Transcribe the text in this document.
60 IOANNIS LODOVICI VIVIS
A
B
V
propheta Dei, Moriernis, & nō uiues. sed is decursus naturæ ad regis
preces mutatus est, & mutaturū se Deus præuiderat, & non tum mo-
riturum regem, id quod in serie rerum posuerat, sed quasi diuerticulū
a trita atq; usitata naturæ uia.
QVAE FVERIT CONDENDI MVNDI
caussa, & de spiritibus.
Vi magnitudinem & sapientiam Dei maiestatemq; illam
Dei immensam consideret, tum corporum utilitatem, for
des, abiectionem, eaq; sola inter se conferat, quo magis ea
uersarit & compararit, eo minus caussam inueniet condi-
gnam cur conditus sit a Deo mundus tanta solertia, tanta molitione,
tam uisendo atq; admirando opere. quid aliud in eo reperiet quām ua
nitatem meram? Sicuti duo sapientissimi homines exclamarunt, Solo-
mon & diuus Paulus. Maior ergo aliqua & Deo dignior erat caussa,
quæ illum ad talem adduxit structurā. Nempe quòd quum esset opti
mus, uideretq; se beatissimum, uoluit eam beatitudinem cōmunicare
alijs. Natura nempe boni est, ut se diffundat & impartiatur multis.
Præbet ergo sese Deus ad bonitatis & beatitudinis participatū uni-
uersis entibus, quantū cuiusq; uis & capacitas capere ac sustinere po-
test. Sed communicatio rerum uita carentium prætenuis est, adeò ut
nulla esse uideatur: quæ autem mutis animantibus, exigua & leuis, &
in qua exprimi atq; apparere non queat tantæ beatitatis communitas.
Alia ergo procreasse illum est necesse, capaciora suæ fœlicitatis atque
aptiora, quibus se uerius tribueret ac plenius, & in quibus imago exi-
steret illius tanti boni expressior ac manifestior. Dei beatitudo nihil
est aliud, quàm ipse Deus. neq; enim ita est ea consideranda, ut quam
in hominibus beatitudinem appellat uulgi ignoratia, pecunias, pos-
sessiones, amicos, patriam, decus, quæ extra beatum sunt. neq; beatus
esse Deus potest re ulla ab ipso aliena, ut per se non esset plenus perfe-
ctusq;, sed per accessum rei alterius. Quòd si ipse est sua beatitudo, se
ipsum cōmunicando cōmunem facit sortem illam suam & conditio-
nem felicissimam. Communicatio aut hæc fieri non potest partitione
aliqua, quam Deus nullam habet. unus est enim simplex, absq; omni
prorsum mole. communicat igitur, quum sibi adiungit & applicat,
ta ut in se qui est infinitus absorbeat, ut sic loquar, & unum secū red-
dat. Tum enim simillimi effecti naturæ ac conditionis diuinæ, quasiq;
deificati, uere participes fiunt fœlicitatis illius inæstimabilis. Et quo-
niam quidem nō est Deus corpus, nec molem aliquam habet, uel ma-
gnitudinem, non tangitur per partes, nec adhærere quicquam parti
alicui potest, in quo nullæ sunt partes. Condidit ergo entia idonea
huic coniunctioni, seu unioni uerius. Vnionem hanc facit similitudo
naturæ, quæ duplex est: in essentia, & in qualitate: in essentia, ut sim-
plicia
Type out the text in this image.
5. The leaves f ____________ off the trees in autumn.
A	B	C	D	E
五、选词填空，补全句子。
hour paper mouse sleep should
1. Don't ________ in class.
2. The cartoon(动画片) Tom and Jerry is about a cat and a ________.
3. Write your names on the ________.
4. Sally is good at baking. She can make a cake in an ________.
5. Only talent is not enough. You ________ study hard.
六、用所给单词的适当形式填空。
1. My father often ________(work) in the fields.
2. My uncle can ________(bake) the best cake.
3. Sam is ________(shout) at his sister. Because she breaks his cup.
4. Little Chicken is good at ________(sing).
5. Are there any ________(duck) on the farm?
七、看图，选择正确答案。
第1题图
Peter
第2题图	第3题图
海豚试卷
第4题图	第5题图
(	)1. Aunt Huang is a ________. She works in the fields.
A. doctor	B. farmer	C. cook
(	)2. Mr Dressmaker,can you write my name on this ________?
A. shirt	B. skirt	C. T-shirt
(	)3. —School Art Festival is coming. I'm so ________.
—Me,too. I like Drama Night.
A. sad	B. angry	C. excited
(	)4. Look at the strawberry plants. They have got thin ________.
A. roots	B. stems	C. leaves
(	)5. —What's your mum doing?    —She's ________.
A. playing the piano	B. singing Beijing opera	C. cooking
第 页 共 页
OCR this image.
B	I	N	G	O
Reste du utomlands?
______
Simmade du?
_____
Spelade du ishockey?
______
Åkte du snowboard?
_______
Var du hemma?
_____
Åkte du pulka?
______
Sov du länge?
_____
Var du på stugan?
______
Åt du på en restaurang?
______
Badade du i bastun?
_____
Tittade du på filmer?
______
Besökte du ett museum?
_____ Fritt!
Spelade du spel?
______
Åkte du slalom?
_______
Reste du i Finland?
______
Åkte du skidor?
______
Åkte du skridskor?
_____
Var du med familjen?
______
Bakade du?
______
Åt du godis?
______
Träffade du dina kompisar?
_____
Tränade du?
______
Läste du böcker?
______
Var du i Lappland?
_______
━━━━━━
» **WHAT TO DO**: Write out exactly the final stretch of the records: the line containing "OCR this image." and every line after it, through the last, and nothing else.

» **RESULT**:
OCR this image.
B	I	N	G	O
Reste du utomlands?
______
Simmade du?
_____
Spelade du ishockey?
______
Åkte du snowboard?
_______
Var du hemma?
_____
Åkte du pulka?
______
Sov du länge?
_____
Var du på stugan?
______
Åt du på en restaurang?
______
Badade du i bastun?
_____
Tittade du på filmer?
______
Besökte du ett museum?
_____ Fritt!
Spelade du spel?
______
Åkte du slalom?
_______
Reste du i Finland?
______
Åkte du skidor?
______
Åkte du skridskor?
_____
Var du med familjen?
______
Bakade du?
______
Åt du godis?
______
Träffade du dina kompisar?
_____
Tränade du?
______
Läste du böcker?
______
Var du i Lappland?
_______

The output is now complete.